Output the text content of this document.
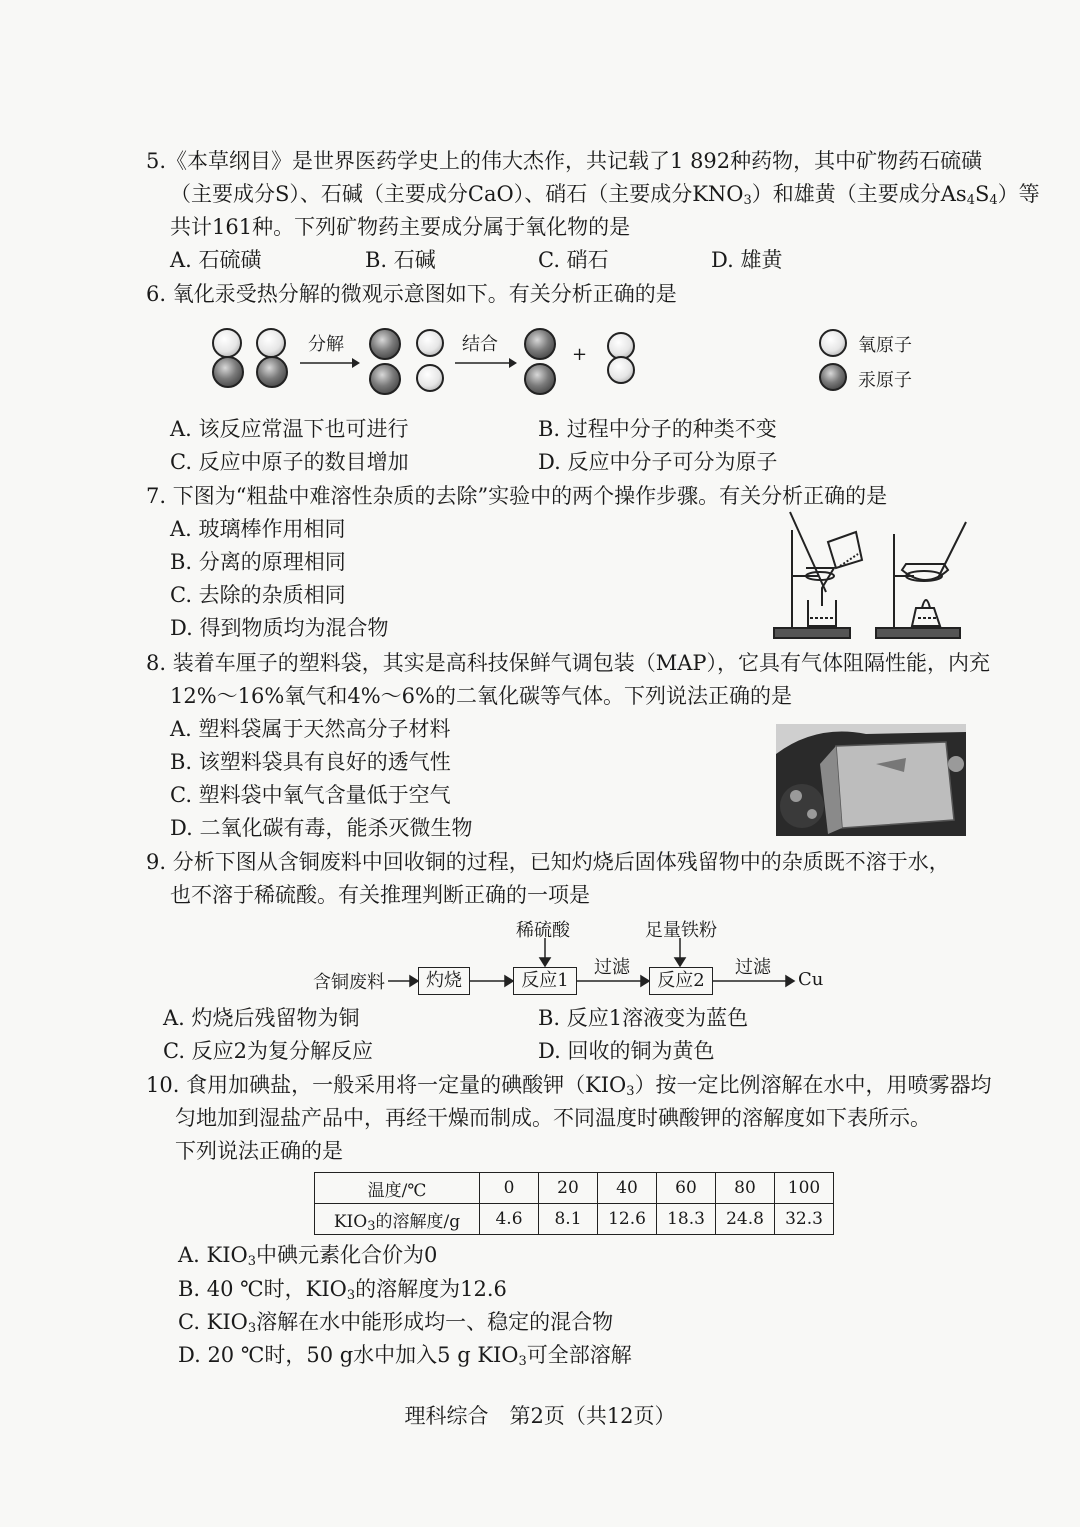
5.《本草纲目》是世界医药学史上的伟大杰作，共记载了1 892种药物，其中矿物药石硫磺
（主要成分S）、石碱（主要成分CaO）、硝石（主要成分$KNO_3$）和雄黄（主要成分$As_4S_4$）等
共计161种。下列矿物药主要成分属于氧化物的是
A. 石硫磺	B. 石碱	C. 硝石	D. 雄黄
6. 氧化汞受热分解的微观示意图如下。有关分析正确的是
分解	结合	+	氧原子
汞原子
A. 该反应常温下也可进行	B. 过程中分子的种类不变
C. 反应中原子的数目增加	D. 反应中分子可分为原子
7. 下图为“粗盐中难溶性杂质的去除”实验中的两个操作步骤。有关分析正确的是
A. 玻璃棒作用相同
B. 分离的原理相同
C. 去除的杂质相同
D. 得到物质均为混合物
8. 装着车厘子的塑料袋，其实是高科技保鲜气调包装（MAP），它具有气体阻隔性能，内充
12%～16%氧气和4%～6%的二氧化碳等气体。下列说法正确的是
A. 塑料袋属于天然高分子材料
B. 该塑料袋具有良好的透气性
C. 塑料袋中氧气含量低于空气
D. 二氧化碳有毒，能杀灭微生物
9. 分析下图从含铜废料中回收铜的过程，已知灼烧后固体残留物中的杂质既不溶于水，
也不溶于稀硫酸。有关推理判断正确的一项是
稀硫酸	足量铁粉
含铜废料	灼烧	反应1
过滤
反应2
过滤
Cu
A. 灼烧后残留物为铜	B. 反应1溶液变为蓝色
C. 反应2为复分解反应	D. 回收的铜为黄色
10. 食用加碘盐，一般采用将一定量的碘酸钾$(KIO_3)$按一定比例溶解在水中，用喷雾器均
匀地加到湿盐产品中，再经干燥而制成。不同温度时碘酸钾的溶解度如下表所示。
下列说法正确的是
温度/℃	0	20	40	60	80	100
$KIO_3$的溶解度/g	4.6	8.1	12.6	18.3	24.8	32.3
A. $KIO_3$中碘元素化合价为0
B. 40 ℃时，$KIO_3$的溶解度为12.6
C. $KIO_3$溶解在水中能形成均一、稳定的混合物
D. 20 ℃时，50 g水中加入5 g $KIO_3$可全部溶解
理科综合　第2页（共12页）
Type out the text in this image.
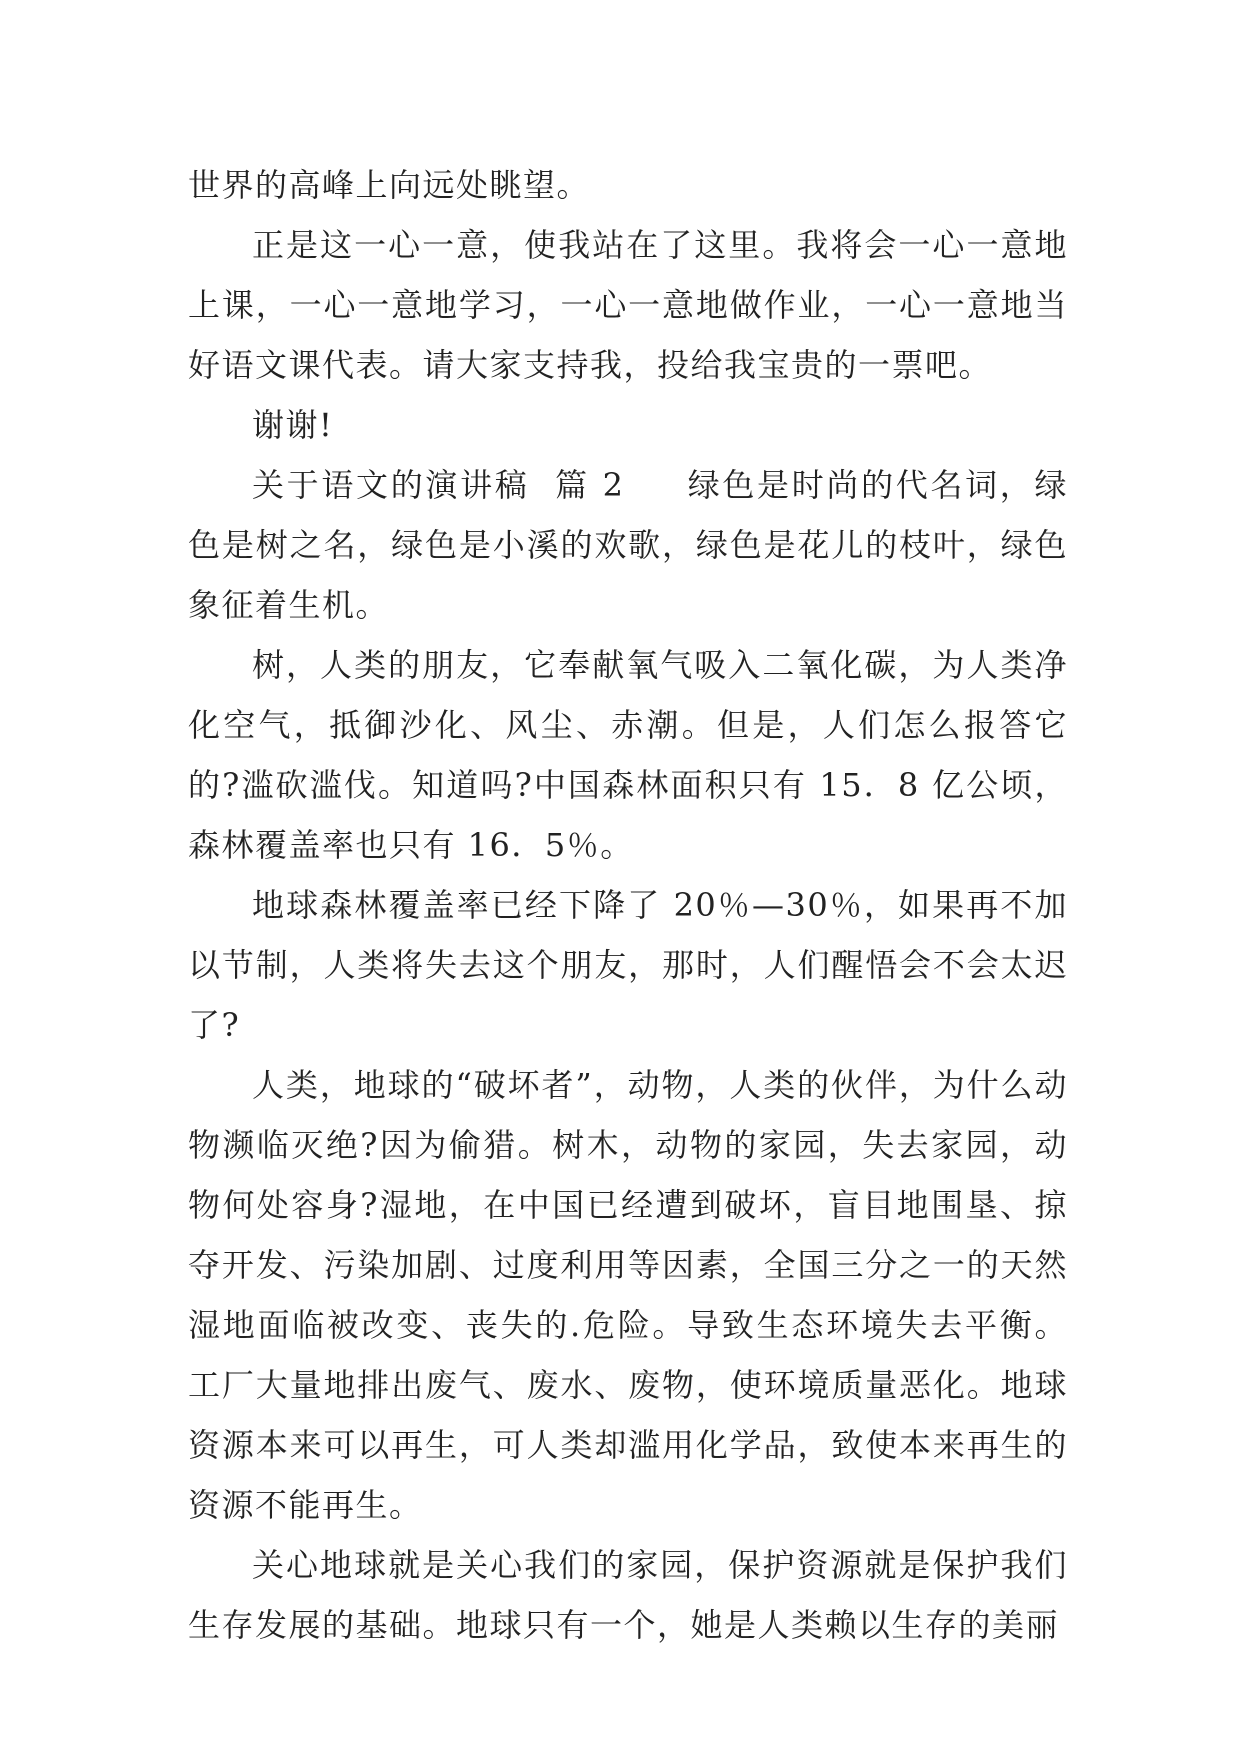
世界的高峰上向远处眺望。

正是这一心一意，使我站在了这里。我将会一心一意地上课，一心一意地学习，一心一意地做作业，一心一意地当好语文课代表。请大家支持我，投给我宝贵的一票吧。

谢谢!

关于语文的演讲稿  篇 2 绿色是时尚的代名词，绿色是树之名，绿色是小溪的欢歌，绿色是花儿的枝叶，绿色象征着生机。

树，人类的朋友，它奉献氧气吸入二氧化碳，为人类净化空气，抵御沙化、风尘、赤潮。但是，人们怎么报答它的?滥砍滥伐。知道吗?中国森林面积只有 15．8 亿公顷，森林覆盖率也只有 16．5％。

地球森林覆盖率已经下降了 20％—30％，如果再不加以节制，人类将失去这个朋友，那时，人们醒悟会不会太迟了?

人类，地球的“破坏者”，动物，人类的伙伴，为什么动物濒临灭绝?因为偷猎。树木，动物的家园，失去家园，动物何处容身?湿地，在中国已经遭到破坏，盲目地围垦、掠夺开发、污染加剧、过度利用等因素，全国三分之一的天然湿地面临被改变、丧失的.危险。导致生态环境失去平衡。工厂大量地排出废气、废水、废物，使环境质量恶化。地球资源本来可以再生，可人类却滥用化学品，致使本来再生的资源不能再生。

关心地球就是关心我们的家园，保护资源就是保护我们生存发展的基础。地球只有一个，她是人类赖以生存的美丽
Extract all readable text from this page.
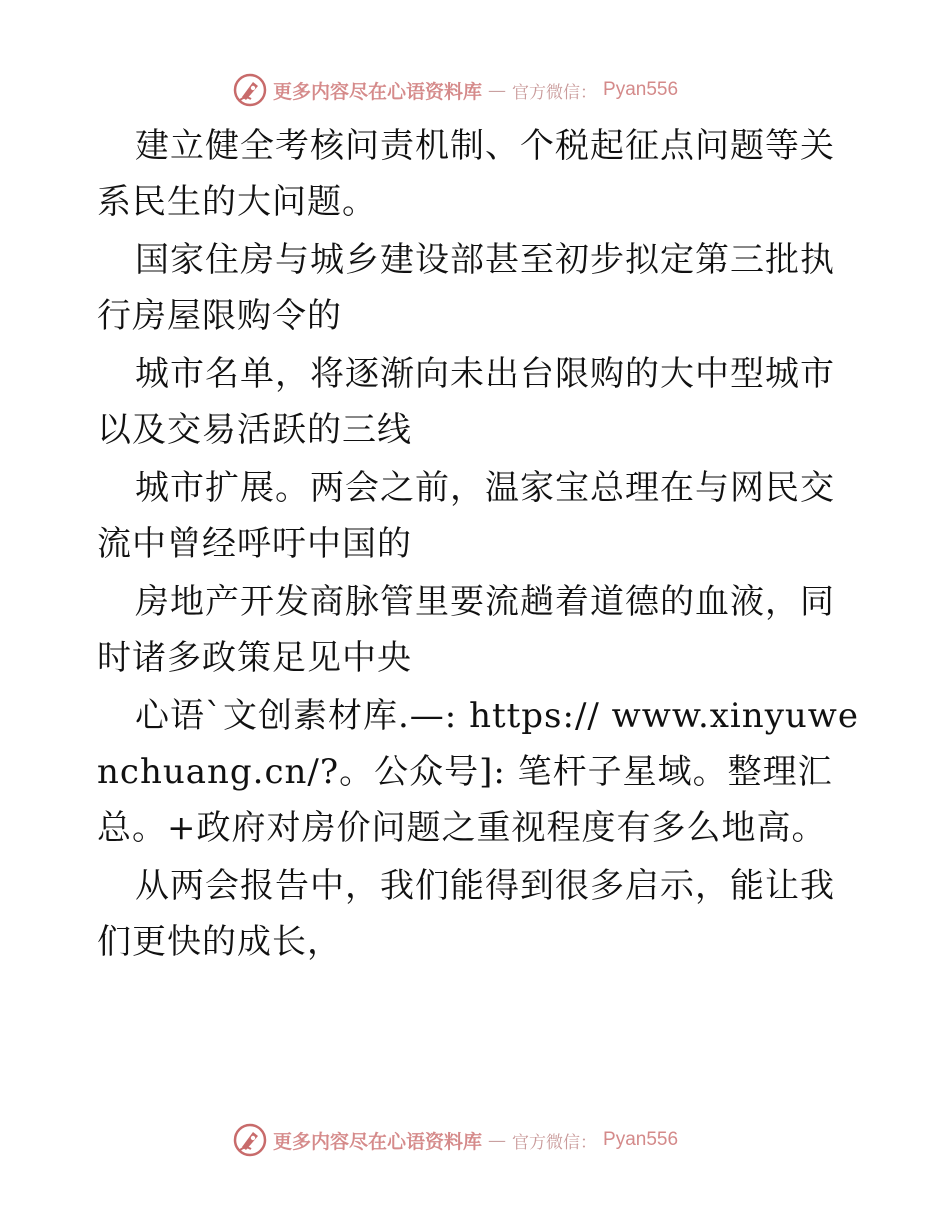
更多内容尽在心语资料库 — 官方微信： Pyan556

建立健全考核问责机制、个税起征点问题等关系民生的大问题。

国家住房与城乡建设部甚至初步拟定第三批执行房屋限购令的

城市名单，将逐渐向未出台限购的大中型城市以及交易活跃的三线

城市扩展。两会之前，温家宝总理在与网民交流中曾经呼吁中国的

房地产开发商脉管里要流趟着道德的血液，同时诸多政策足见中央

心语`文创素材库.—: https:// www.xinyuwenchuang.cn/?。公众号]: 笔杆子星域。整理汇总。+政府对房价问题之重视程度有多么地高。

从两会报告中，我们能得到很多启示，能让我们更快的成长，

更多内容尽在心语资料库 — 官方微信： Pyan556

SET EXERCISE: Repeat exactly the lines from the one containing "Extract all readable text from this page." through the last line of the records above, both included, and leave out the pictures.

ANSWER FOR THIS EXERCISE:
Extract all readable text from this page.
更多内容尽在心语资料库 — 官方微信： Pyan556

建立健全考核问责机制、个税起征点问题等关系民生的大问题。

国家住房与城乡建设部甚至初步拟定第三批执行房屋限购令的

城市名单，将逐渐向未出台限购的大中型城市以及交易活跃的三线

城市扩展。两会之前，温家宝总理在与网民交流中曾经呼吁中国的

房地产开发商脉管里要流趟着道德的血液，同时诸多政策足见中央

心语`文创素材库.—: https:// www.xinyuwenchuang.cn/?。公众号]: 笔杆子星域。整理汇总。+政府对房价问题之重视程度有多么地高。

从两会报告中，我们能得到很多启示，能让我们更快的成长，

更多内容尽在心语资料库 — 官方微信： Pyan556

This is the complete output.